* [Set problem]
Set every record down verbatim and omit the pictures.

###

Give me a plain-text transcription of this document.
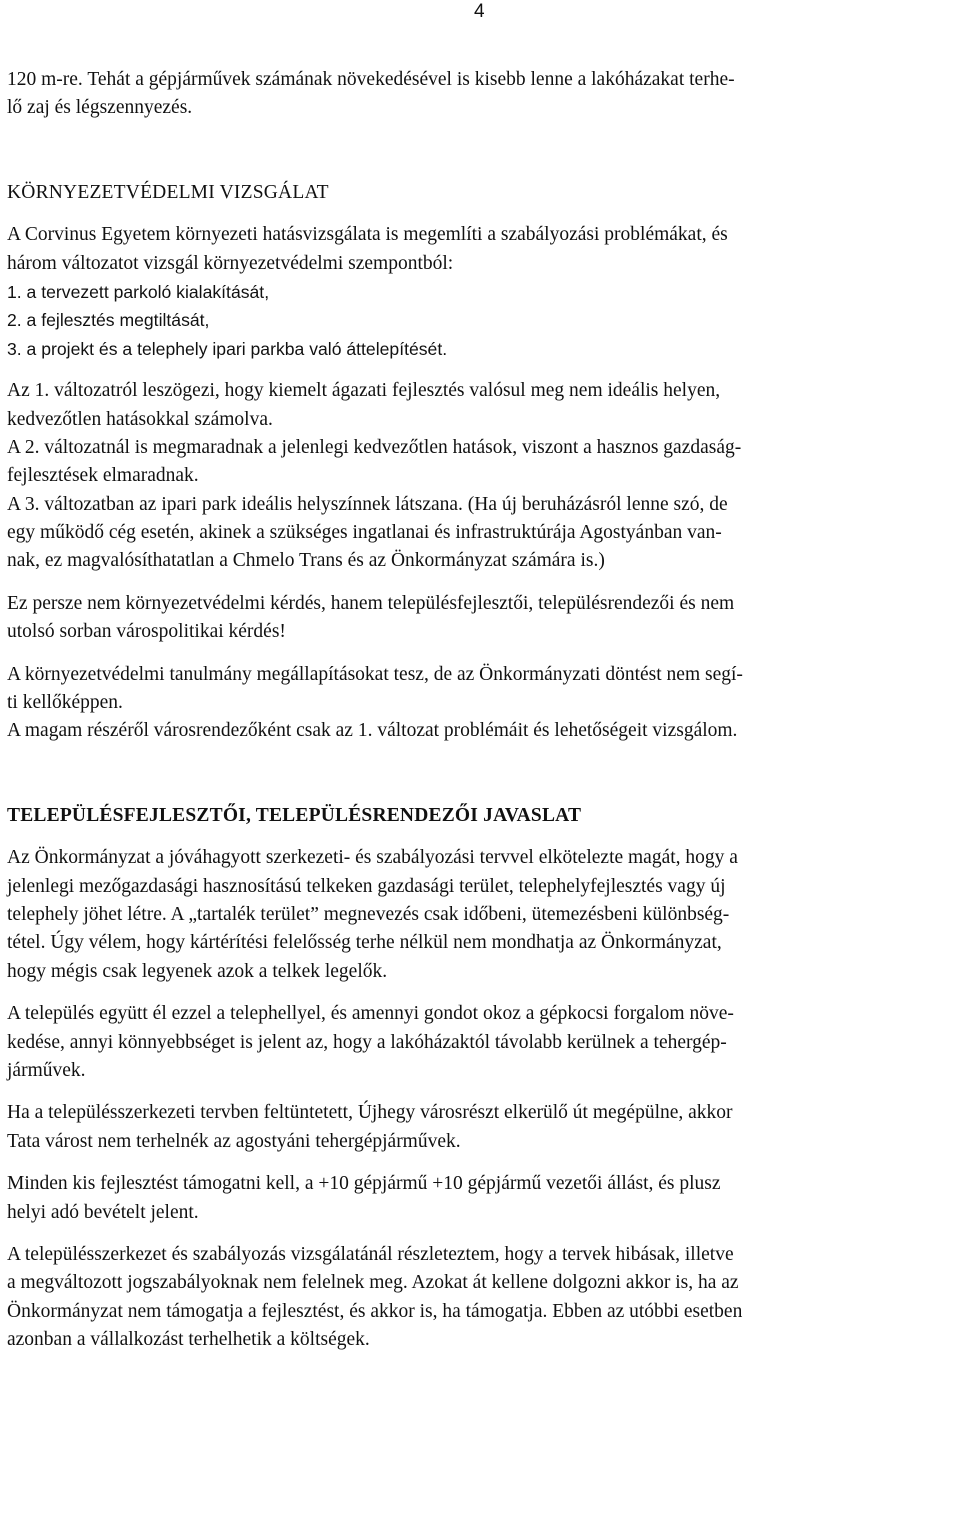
4
120 m-re. Tehát a gépjárművek számának növekedésével is kisebb lenne a lakóházakat terhe-
lő zaj és légszennyezés.
KÖRNYEZETVÉDELMI VIZSGÁLAT
A Corvinus Egyetem környezeti hatásvizsgálata is megemlíti a szabályozási problémákat, és
három változatot vizsgál környezetvédelmi szempontból:
1. a tervezett parkoló kialakítását,
2. a fejlesztés megtiltását,
3. a projekt és a telephely ipari parkba való áttelepítését.
Az 1. változatról leszögezi, hogy kiemelt ágazati fejlesztés valósul meg nem ideális helyen,
kedvezőtlen hatásokkal számolva.
A 2. változatnál is megmaradnak a jelenlegi kedvezőtlen hatások, viszont a hasznos gazdaság-
fejlesztések elmaradnak.
A 3. változatban az ipari park ideális helyszínnek látszana. (Ha új beruházásról lenne szó, de
egy működő cég esetén, akinek a szükséges ingatlanai és infrastruktúrája Agostyánban van-
nak, ez magvalósíthatatlan a Chmelo Trans és az Önkormányzat számára is.)
Ez persze nem környezetvédelmi kérdés, hanem településfejlesztői, településrendezői és nem
utolsó sorban várospolitikai kérdés!
A környezetvédelmi tanulmány megállapításokat tesz, de az Önkormányzati döntést nem segí-
ti kellőképpen.
A magam részéről városrendezőként csak az 1. változat problémáit és lehetőségeit vizsgálom.
TELEPÜLÉSFEJLESZTŐI, TELEPÜLÉSRENDEZŐI JAVASLAT
Az Önkormányzat a jóváhagyott szerkezeti- és szabályozási tervvel elkötelezte magát, hogy a
jelenlegi mezőgazdasági hasznosítású telkeken gazdasági terület, telephelyfejlesztés vagy új
telephely jöhet létre. A „tartalék terület” megnevezés csak időbeni, ütemezésbeni különbség-
tétel. Úgy vélem, hogy kártérítési felelősség terhe nélkül nem mondhatja az Önkormányzat,
hogy mégis csak legyenek azok a telkek legelők.
A település együtt él ezzel a telephellyel, és amennyi gondot okoz a gépkocsi forgalom növe-
kedése, annyi könnyebbséget is jelent az, hogy a lakóházaktól távolabb kerülnek a tehergép-
járművek.
Ha a településszerkezeti tervben feltüntetett, Újhegy városrészt elkerülő út megépülne, akkor
Tata várost nem terhelnék az agostyáni tehergépjárművek.
Minden kis fejlesztést támogatni kell, a +10 gépjármű +10 gépjármű vezetői állást, és plusz
helyi adó bevételt jelent.
A településszerkezet és szabályozás vizsgálatánál részleteztem, hogy a tervek hibásak, illetve
a megváltozott jogszabályoknak nem felelnek meg. Azokat át kellene dolgozni akkor is, ha az
Önkormányzat nem támogatja a fejlesztést, és akkor is, ha támogatja. Ebben az utóbbi esetben
azonban a vállalkozást terhelhetik a költségek.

###

* [Exercise response]
Give me a plain-text transcription of this document.
4
120 m-re. Tehát a gépjárművek számának növekedésével is kisebb lenne a lakóházakat terhe-
lő zaj és légszennyezés.
KÖRNYEZETVÉDELMI VIZSGÁLAT
A Corvinus Egyetem környezeti hatásvizsgálata is megemlíti a szabályozási problémákat, és
három változatot vizsgál környezetvédelmi szempontból:
1. a tervezett parkoló kialakítását,
2. a fejlesztés megtiltását,
3. a projekt és a telephely ipari parkba való áttelepítését.
Az 1. változatról leszögezi, hogy kiemelt ágazati fejlesztés valósul meg nem ideális helyen,
kedvezőtlen hatásokkal számolva.
A 2. változatnál is megmaradnak a jelenlegi kedvezőtlen hatások, viszont a hasznos gazdaság-
fejlesztések elmaradnak.
A 3. változatban az ipari park ideális helyszínnek látszana. (Ha új beruházásról lenne szó, de
egy működő cég esetén, akinek a szükséges ingatlanai és infrastruktúrája Agostyánban van-
nak, ez magvalósíthatatlan a Chmelo Trans és az Önkormányzat számára is.)
Ez persze nem környezetvédelmi kérdés, hanem településfejlesztői, településrendezői és nem
utolsó sorban várospolitikai kérdés!
A környezetvédelmi tanulmány megállapításokat tesz, de az Önkormányzati döntést nem segí-
ti kellőképpen.
A magam részéről városrendezőként csak az 1. változat problémáit és lehetőségeit vizsgálom.
TELEPÜLÉSFEJLESZTŐI, TELEPÜLÉSRENDEZŐI JAVASLAT
Az Önkormányzat a jóváhagyott szerkezeti- és szabályozási tervvel elkötelezte magát, hogy a
jelenlegi mezőgazdasági hasznosítású telkeken gazdasági terület, telephelyfejlesztés vagy új
telephely jöhet létre. A „tartalék terület” megnevezés csak időbeni, ütemezésbeni különbség-
tétel. Úgy vélem, hogy kártérítési felelősség terhe nélkül nem mondhatja az Önkormányzat,
hogy mégis csak legyenek azok a telkek legelők.
A település együtt él ezzel a telephellyel, és amennyi gondot okoz a gépkocsi forgalom növe-
kedése, annyi könnyebbséget is jelent az, hogy a lakóházaktól távolabb kerülnek a tehergép-
járművek.
Ha a településszerkezeti tervben feltüntetett, Újhegy városrészt elkerülő út megépülne, akkor
Tata várost nem terhelnék az agostyáni tehergépjárművek.
Minden kis fejlesztést támogatni kell, a +10 gépjármű +10 gépjármű vezetői állást, és plusz
helyi adó bevételt jelent.
A településszerkezet és szabályozás vizsgálatánál részleteztem, hogy a tervek hibásak, illetve
a megváltozott jogszabályoknak nem felelnek meg. Azokat át kellene dolgozni akkor is, ha az
Önkormányzat nem támogatja a fejlesztést, és akkor is, ha támogatja. Ebben az utóbbi esetben
azonban a vállalkozást terhelhetik a költségek.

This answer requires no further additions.